Reproduce every line in the listing that contains the word "name".

Start of PROVIDED RECORDS

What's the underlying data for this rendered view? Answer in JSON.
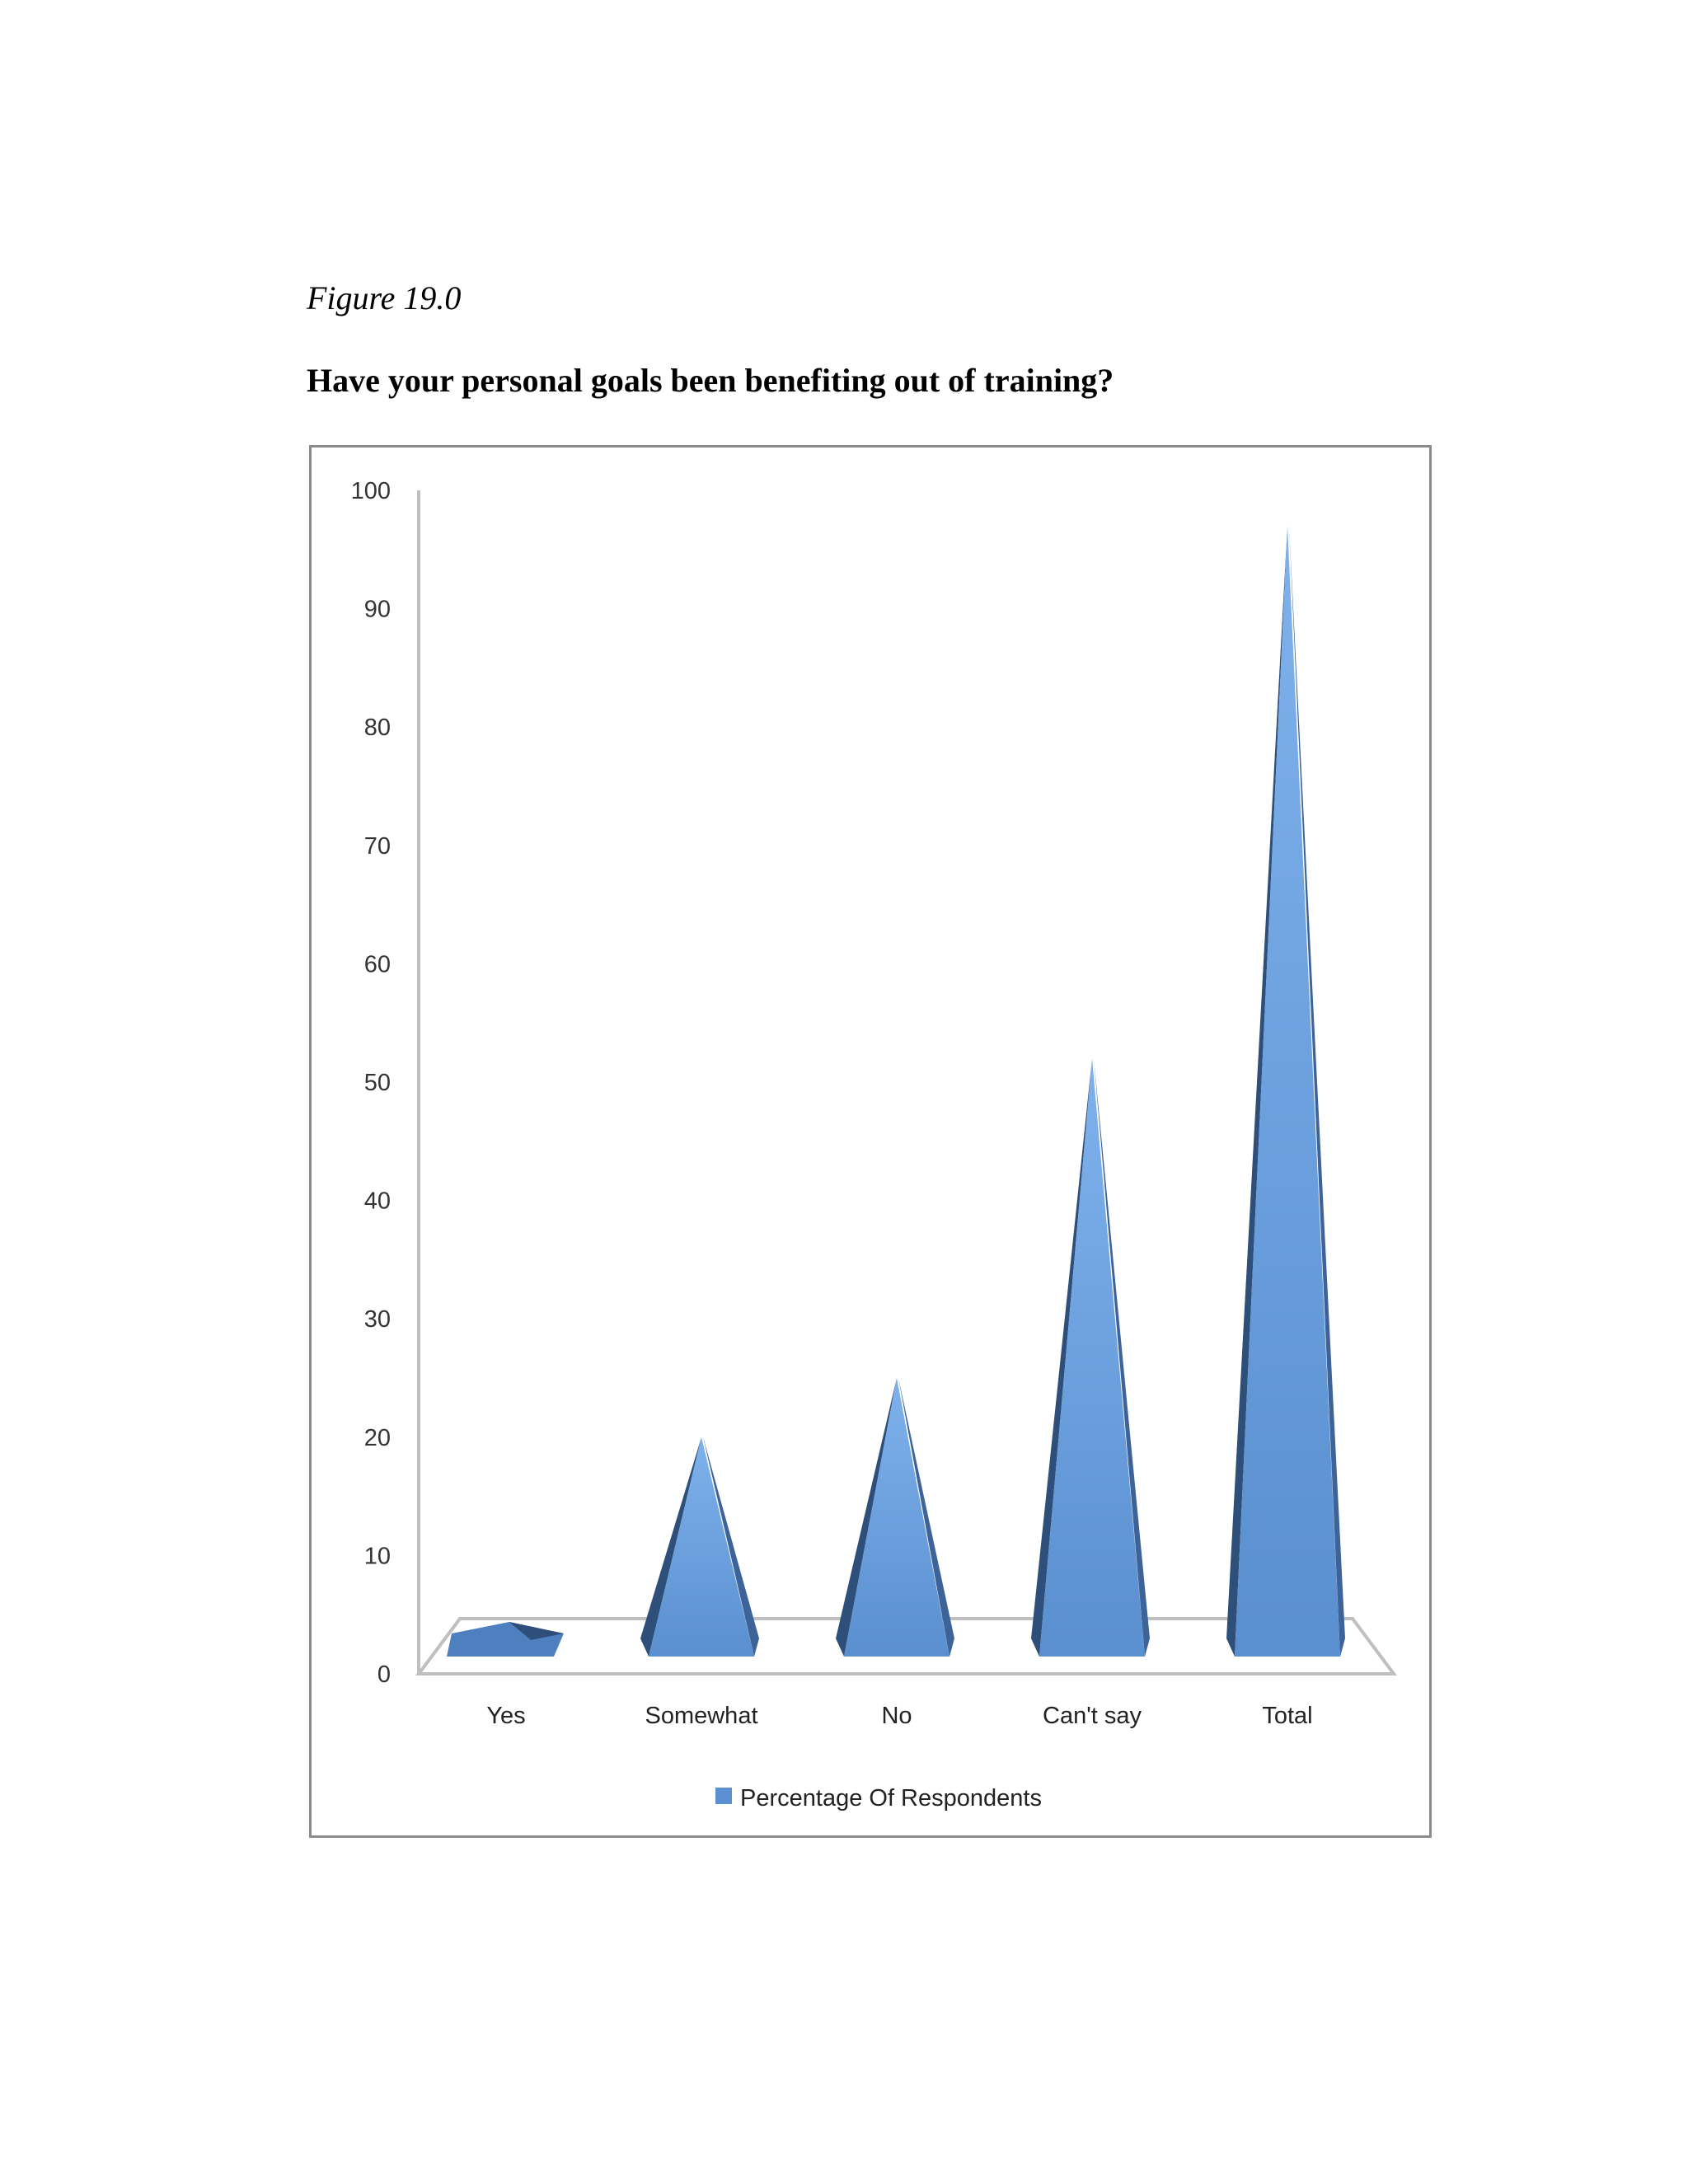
{
  "figure_label": "Figure 19.0",
  "question": "Have your personal goals been benefiting out of training?",
  "colors": {
    "series": "#5b8fd1",
    "series_light": "#76a9e6",
    "series_dark": "#2e4f7a",
    "axis": "#bfbfbf",
    "frame": "#8c8c8c"
  },
  "chart_data": {
    "type": "bar",
    "shape": "cone-3d",
    "categories": [
      "Yes",
      "Somewhat",
      "No",
      "Can't say",
      "Total"
    ],
    "series": [
      {
        "name": "Percentage Of Respondents",
        "values": [
          1,
          20,
          25,
          52,
          97
        ]
      }
    ],
    "yticks": [
      0,
      10,
      20,
      30,
      40,
      50,
      60,
      70,
      80,
      90,
      100
    ],
    "ylim": [
      0,
      100
    ],
    "grid": false,
    "legend": "bottom"
  }
}
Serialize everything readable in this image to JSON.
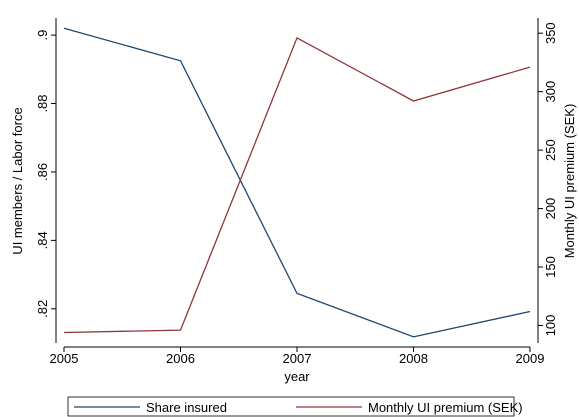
{
  "chart_data": {
    "type": "line",
    "x": [
      2005,
      2006,
      2007,
      2008,
      2009
    ],
    "xlim": [
      2005,
      2009
    ],
    "xticks": [
      2005,
      2006,
      2007,
      2008,
      2009
    ],
    "x_label": "year",
    "y_label": "UI members / Labor force",
    "y2_label": "Monthly UI premium (SEK)",
    "ylim": [
      0.81,
      0.905
    ],
    "yticks": [
      {
        "value": 0.82,
        "label": ".82"
      },
      {
        "value": 0.84,
        "label": ".84"
      },
      {
        "value": 0.86,
        "label": ".86"
      },
      {
        "value": 0.88,
        "label": ".88"
      },
      {
        "value": 0.9,
        "label": ".9"
      }
    ],
    "y2lim": [
      85,
      363
    ],
    "y2ticks": [
      100,
      150,
      200,
      250,
      300,
      350
    ],
    "legend": "bottom",
    "series": [
      {
        "name": "Share insured",
        "color": "#1a476f",
        "values": [
          0.902,
          0.8925,
          0.8245,
          0.8118,
          0.8192
        ]
      },
      {
        "name": "Monthly UI premium (SEK)",
        "color": "#90353b",
        "axis": "y2",
        "values": [
          94,
          96,
          346,
          292,
          321
        ]
      }
    ]
  }
}
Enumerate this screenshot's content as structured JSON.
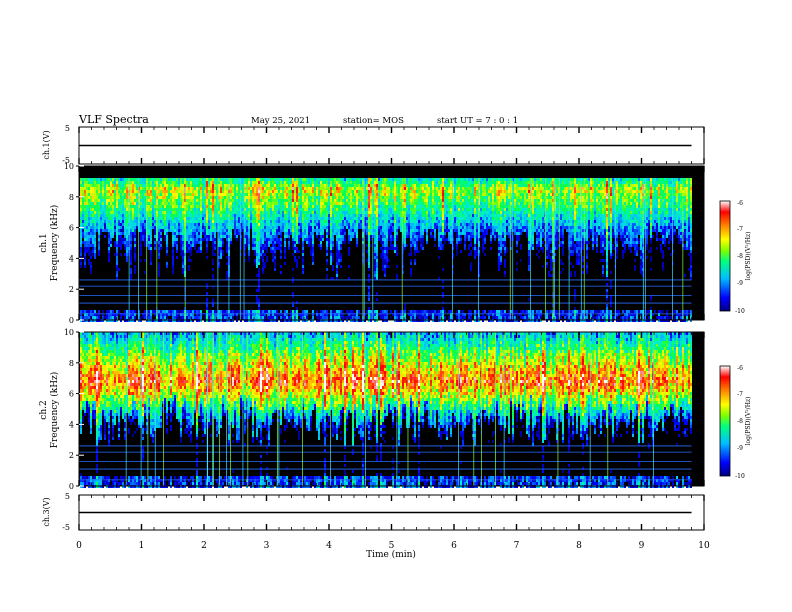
{
  "header": {
    "title": "VLF Spectra",
    "date": "May 25, 2021",
    "station": "station= MOS",
    "start": "start  UT =   7 : 0  : 1"
  },
  "chart_data": [
    {
      "type": "line",
      "title": "",
      "ylabel": "ch.1(V)",
      "ylim": [
        -5,
        5
      ],
      "yticks": [
        "5",
        "-5"
      ],
      "xlim": [
        0,
        10
      ],
      "series": [
        {
          "x": [
            0,
            9.8
          ],
          "values": [
            0,
            0
          ]
        }
      ]
    },
    {
      "type": "heatmap",
      "ylabel_line1": "ch.1",
      "ylabel_line2": "Frequency (kHz)",
      "ylim": [
        0,
        10
      ],
      "yticks": [
        "0",
        "2",
        "4",
        "6",
        "8",
        "10"
      ],
      "xlim": [
        0,
        10
      ],
      "data_end_min": 9.8,
      "band_top_khz": 9.2,
      "intensity_profile": [
        {
          "f": 0,
          "level": -9.5
        },
        {
          "f": 2,
          "level": -9.8
        },
        {
          "f": 4,
          "level": -10
        },
        {
          "f": 6,
          "level": -9.0
        },
        {
          "f": 7.5,
          "level": -8.0
        },
        {
          "f": 8.5,
          "level": -7.5
        },
        {
          "f": 9.2,
          "level": -8.5
        }
      ],
      "colorbar": {
        "label": "log(PSD)(V²/Hz)",
        "min": -10,
        "max": -6,
        "ticks": [
          "-6",
          "-7",
          "-8",
          "-9",
          "-10"
        ]
      }
    },
    {
      "type": "heatmap",
      "ylabel_line1": "ch.2",
      "ylabel_line2": "Frequency (kHz)",
      "ylim": [
        0,
        10
      ],
      "yticks": [
        "0",
        "2",
        "4",
        "6",
        "8",
        "10"
      ],
      "xlim": [
        0,
        10
      ],
      "data_end_min": 9.8,
      "band_top_khz": 10,
      "intensity_profile": [
        {
          "f": 0,
          "level": -9.5
        },
        {
          "f": 2,
          "level": -9.8
        },
        {
          "f": 4,
          "level": -9.2
        },
        {
          "f": 5.5,
          "level": -7.8
        },
        {
          "f": 6.8,
          "level": -6.8
        },
        {
          "f": 8.5,
          "level": -7.8
        },
        {
          "f": 10,
          "level": -9.0
        }
      ],
      "colorbar": {
        "label": "log(PSD)(V²/Hz)",
        "min": -10,
        "max": -6,
        "ticks": [
          "-6",
          "-7",
          "-8",
          "-9",
          "-10"
        ]
      }
    },
    {
      "type": "line",
      "title": "",
      "ylabel": "ch.3(V)",
      "ylim": [
        -5,
        5
      ],
      "yticks": [
        "5",
        "-5"
      ],
      "xlim": [
        0,
        10
      ],
      "xlabel": "Time  (min)",
      "xticks": [
        "0",
        "1",
        "2",
        "3",
        "4",
        "5",
        "6",
        "7",
        "8",
        "9",
        "10"
      ],
      "series": [
        {
          "x": [
            0,
            9.8
          ],
          "values": [
            0,
            0
          ]
        }
      ]
    }
  ],
  "colors": {
    "colormap": [
      "#000080",
      "#0000ff",
      "#00b0ff",
      "#00e0e0",
      "#00ff60",
      "#a0ff00",
      "#ffff00",
      "#ff8000",
      "#ff0000",
      "#ffffff"
    ]
  }
}
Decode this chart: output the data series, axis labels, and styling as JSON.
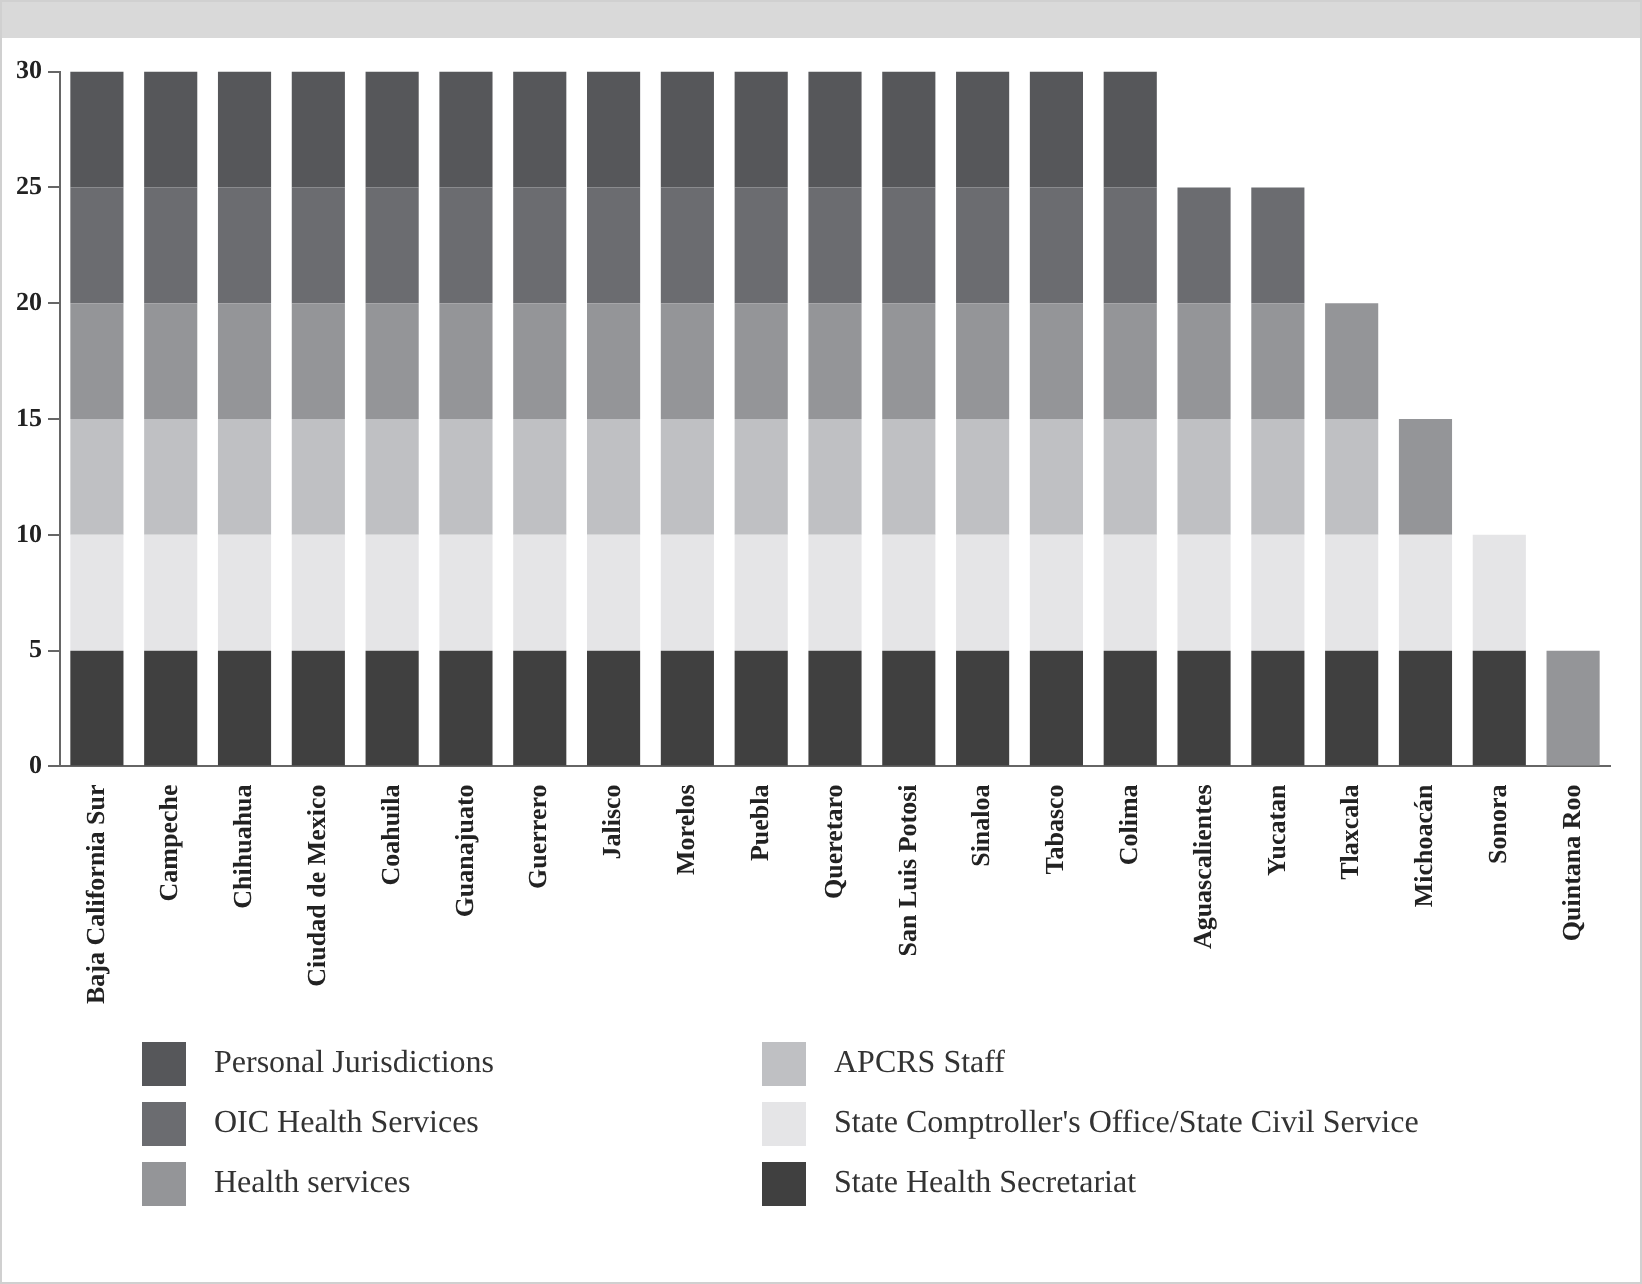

End of PROVIDED RECORDS

▸ **WRITTEN SOLUTION**
        "name": "Percentage Of Respondents",
        "name": "Share insured",
        "name": "Monthly UI premium (SEK)",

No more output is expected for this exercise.